REQUEST: Work out how many lines hold "Wibowo". Give the number and nothing else.

MATERIAL PROVIDED:
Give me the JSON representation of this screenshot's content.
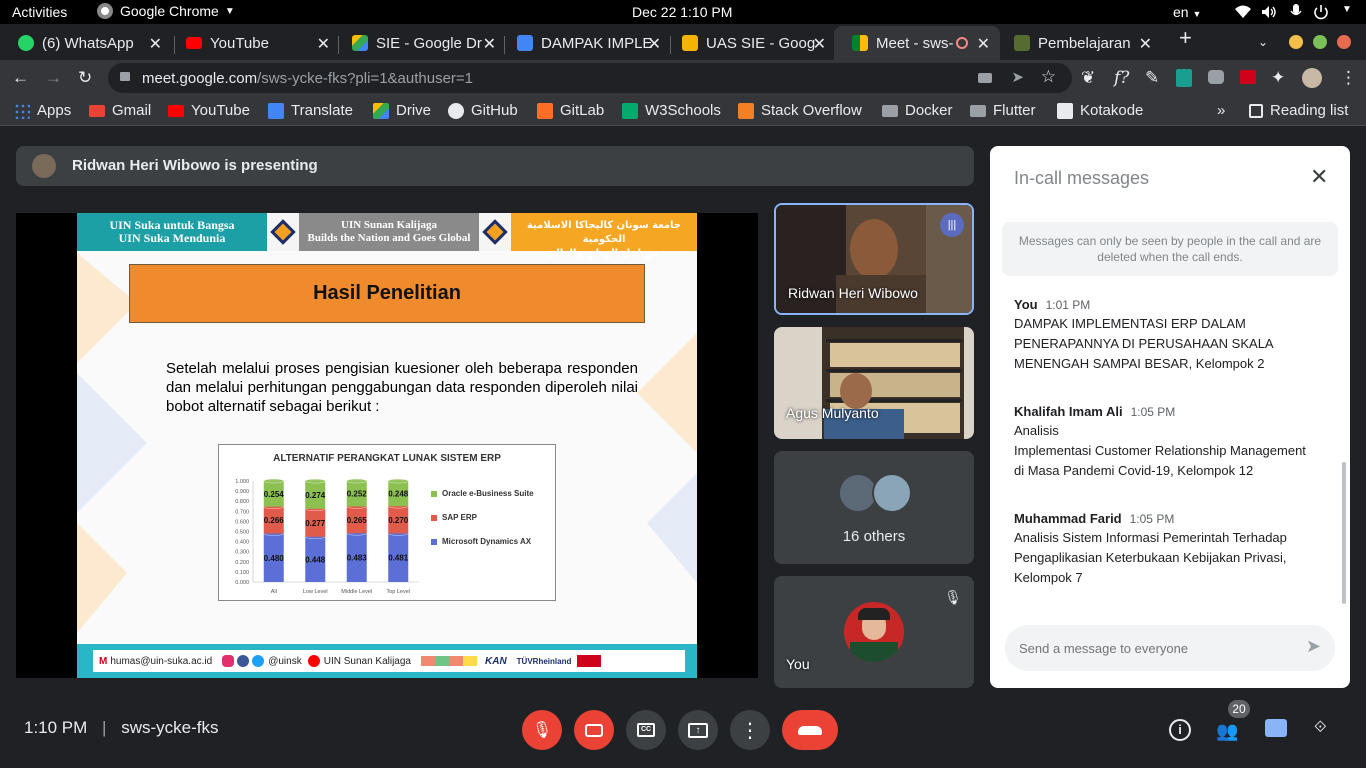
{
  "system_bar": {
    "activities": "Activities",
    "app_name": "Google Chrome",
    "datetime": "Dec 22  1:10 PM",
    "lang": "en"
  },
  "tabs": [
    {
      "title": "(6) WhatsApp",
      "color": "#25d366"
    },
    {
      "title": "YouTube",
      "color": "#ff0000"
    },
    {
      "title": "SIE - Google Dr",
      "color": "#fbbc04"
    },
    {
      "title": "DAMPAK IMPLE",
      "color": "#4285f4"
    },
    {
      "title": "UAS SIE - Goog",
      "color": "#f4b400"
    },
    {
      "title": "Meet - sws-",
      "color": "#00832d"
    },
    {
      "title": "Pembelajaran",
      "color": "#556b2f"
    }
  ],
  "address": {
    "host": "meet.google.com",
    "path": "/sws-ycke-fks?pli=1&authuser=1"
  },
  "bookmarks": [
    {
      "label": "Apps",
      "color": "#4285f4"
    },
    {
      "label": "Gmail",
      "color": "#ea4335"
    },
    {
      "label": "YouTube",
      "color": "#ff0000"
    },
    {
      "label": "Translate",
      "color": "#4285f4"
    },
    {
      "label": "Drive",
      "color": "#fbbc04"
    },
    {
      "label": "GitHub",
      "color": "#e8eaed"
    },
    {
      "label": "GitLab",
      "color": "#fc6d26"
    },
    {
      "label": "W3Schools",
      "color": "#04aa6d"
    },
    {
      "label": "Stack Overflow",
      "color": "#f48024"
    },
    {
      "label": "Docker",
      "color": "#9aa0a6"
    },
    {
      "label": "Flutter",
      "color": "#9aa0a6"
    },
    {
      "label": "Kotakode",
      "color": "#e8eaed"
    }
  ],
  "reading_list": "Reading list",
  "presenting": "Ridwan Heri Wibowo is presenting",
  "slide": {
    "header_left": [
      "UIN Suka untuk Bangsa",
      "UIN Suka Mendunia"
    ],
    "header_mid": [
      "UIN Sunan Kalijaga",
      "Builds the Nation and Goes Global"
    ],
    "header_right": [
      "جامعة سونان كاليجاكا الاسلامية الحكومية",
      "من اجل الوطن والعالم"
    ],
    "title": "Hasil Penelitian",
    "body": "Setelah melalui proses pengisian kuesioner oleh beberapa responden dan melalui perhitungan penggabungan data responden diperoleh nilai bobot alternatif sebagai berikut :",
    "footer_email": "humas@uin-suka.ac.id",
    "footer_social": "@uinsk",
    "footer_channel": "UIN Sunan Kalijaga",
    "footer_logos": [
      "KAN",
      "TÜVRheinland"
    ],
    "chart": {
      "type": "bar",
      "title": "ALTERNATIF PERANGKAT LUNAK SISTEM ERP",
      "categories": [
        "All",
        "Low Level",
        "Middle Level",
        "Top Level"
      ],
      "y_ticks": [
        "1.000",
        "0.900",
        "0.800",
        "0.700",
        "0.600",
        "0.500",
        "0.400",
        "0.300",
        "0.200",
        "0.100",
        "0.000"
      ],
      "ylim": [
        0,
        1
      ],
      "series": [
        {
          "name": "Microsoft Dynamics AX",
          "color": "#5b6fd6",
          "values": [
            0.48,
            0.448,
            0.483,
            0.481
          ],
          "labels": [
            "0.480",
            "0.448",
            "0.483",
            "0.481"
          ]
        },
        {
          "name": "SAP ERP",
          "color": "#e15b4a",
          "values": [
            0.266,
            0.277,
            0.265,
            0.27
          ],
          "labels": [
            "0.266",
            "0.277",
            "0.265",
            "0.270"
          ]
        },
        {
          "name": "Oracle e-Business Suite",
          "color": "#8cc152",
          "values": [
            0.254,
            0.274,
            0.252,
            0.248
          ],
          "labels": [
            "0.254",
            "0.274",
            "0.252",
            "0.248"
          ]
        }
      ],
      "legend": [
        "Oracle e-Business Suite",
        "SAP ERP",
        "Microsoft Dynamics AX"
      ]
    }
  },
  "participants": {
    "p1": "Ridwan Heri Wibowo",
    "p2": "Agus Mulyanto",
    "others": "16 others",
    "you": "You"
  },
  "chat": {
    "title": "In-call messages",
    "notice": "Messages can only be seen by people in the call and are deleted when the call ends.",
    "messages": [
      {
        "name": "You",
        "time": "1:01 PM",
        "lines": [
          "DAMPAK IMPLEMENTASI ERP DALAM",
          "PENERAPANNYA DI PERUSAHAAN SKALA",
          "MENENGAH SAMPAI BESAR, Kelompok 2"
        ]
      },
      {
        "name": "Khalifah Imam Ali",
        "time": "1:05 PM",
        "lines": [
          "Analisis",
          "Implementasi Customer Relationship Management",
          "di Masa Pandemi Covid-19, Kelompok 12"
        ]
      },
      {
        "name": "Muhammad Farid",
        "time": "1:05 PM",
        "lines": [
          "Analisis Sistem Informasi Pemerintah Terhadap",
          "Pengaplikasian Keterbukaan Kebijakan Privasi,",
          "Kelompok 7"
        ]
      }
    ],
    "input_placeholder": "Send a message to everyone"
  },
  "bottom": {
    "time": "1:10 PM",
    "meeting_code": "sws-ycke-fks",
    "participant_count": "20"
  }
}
==
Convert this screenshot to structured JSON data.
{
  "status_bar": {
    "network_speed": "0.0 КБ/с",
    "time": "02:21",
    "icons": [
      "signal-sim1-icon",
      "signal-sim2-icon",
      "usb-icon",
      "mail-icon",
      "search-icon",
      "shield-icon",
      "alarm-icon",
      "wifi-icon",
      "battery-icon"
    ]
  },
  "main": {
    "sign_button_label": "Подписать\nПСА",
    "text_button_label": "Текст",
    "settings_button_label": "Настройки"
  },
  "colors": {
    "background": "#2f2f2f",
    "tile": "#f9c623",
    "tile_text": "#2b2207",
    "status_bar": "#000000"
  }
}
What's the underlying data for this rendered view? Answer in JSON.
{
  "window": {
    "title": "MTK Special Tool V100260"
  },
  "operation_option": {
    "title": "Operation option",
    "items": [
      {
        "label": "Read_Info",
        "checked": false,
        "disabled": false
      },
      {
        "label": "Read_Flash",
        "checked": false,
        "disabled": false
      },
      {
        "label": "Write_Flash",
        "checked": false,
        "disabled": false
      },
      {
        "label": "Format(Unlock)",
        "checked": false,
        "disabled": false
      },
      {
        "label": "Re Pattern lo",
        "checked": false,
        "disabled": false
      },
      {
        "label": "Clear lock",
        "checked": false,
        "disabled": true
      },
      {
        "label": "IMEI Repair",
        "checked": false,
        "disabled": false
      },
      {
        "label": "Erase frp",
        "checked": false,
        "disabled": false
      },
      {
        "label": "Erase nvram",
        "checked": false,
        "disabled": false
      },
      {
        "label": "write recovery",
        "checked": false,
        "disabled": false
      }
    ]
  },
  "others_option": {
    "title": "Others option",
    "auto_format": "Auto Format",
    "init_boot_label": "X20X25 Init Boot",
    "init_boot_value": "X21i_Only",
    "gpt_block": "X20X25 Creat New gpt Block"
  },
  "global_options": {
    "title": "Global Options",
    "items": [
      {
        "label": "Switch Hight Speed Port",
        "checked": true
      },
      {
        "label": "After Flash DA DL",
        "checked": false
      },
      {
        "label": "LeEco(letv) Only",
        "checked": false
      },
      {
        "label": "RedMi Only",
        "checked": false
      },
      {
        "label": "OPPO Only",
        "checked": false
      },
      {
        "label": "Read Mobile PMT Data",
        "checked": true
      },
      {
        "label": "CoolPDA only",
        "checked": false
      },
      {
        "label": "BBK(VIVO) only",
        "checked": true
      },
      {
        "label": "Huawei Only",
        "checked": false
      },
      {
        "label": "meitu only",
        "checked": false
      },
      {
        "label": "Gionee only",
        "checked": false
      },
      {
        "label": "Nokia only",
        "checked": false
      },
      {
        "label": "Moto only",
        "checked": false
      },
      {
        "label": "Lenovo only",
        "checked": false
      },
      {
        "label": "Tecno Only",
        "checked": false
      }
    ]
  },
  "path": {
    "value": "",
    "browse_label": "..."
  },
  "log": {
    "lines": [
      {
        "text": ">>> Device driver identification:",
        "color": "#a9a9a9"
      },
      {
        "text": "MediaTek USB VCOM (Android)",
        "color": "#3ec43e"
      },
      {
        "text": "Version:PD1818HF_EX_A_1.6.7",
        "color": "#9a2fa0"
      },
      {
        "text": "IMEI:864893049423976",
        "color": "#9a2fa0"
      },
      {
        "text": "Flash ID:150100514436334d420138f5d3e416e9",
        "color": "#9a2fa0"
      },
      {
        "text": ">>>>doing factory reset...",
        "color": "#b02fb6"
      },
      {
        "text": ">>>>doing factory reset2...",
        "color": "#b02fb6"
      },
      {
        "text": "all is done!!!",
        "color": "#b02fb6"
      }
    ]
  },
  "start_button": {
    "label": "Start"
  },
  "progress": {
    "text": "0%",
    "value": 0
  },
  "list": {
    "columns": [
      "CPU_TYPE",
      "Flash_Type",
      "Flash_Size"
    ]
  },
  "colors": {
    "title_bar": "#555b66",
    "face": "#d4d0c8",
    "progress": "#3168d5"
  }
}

CORRECT OUTPUT: 2